_Given task_
Give every line again exactly as it appears, please, but not the pictures.

_Given records_

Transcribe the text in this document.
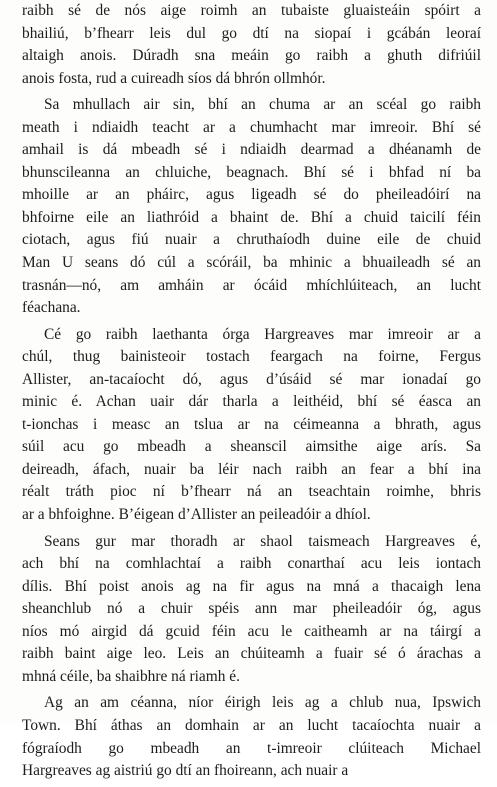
raibh sé de nós aige roimh an tubaiste gluaisteáin spóirt a
bhailiú, b’fhearr leis dul go dtí na siopaí i gcábán leoraí
altaigh anois. Dúradh sna meáin go raibh a ghuth difriúil
anois fosta, rud a cuireadh síos dá bhrón ollmhór.
Sa mhullach air sin, bhí an chuma ar an scéal go raibh
meath i ndiaidh teacht ar a chumhacht mar imreoir. Bhí sé
amhail is dá mbeadh sé i ndiaidh dearmad a dhéanamh de
bhunscileanna an chluiche, beagnach. Bhí sé i bhfad ní ba
mhoille ar an pháirc, agus ligeadh sé do pheileadóirí na
bhfoirne eile an liathróid a bhaint de. Bhí a chuid taicilí féin
ciotach, agus fiú nuair a chruthaíodh duine eile de chuid
Man U seans dó cúl a scóráil, ba mhinic a bhuaileadh sé an
trasnán—nó, am amháin ar ócáid mhíchlúiteach, an lucht
féachana.
Cé go raibh laethanta órga Hargreaves mar imreoir ar a
chúl, thug bainisteoir tostach feargach na foirne, Fergus
Allister, an-tacaíocht dó, agus d’úsáid sé mar ionadaí go
minic é. Achan uair dár tharla a leithéid, bhí sé éasca an
t-ionchas i measc an tslua ar na céimeanna a bhrath, agus
súil acu go mbeadh a sheanscil aimsithe aige arís. Sa
deireadh, áfach, nuair ba léir nach raibh an fear a bhí ina
réalt tráth pioc ní b’fhearr ná an tseachtain roimhe, bhris
ar a bhfoighne. B’éigean d’Allister an peileadóir a dhíol.
Seans gur mar thoradh ar shaol taismeach Hargreaves é,
ach bhí na comhlachtaí a raibh conarthaí acu leis iontach
dílis. Bhí poist anois ag na fir agus na mná a thacaigh lena
sheanchlub nó a chuir spéis ann mar pheileadóir óg, agus
níos mó airgid dá gcuid féin acu le caitheamh ar na táirgí a
raibh baint aige leo. Leis an chúiteamh a fuair sé ó árachas a
mhná céile, ba shaibhre ná riamh é.
Ag an am céanna, níor éirigh leis ag a chlub nua, Ipswich
Town. Bhí áthas an domhain ar an lucht tacaíochta nuair a
fógraíodh go mbeadh an t-imreoir clúiteach Michael
Hargreaves ag aistriú go dtí an fhoireann, ach nuair a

_Expected answer_
Transcribe the text in this document.
raibh sé de nós aige roimh an tubaiste gluaisteáin spóirt a
bhailiú, b’fhearr leis dul go dtí na siopaí i gcábán leoraí
altaigh anois. Dúradh sna meáin go raibh a ghuth difriúil
anois fosta, rud a cuireadh síos dá bhrón ollmhór.
Sa mhullach air sin, bhí an chuma ar an scéal go raibh
meath i ndiaidh teacht ar a chumhacht mar imreoir. Bhí sé
amhail is dá mbeadh sé i ndiaidh dearmad a dhéanamh de
bhunscileanna an chluiche, beagnach. Bhí sé i bhfad ní ba
mhoille ar an pháirc, agus ligeadh sé do pheileadóirí na
bhfoirne eile an liathróid a bhaint de. Bhí a chuid taicilí féin
ciotach, agus fiú nuair a chruthaíodh duine eile de chuid
Man U seans dó cúl a scóráil, ba mhinic a bhuaileadh sé an
trasnán—nó, am amháin ar ócáid mhíchlúiteach, an lucht
féachana.
Cé go raibh laethanta órga Hargreaves mar imreoir ar a
chúl, thug bainisteoir tostach feargach na foirne, Fergus
Allister, an-tacaíocht dó, agus d’úsáid sé mar ionadaí go
minic é. Achan uair dár tharla a leithéid, bhí sé éasca an
t-ionchas i measc an tslua ar na céimeanna a bhrath, agus
súil acu go mbeadh a sheanscil aimsithe aige arís. Sa
deireadh, áfach, nuair ba léir nach raibh an fear a bhí ina
réalt tráth pioc ní b’fhearr ná an tseachtain roimhe, bhris
ar a bhfoighne. B’éigean d’Allister an peileadóir a dhíol.
Seans gur mar thoradh ar shaol taismeach Hargreaves é,
ach bhí na comhlachtaí a raibh conarthaí acu leis iontach
dílis. Bhí poist anois ag na fir agus na mná a thacaigh lena
sheanchlub nó a chuir spéis ann mar pheileadóir óg, agus
níos mó airgid dá gcuid féin acu le caitheamh ar na táirgí a
raibh baint aige leo. Leis an chúiteamh a fuair sé ó árachas a
mhná céile, ba shaibhre ná riamh é.
Ag an am céanna, níor éirigh leis ag a chlub nua, Ipswich
Town. Bhí áthas an domhain ar an lucht tacaíochta nuair a
fógraíodh go mbeadh an t-imreoir clúiteach Michael
Hargreaves ag aistriú go dtí an fhoireann, ach nuair a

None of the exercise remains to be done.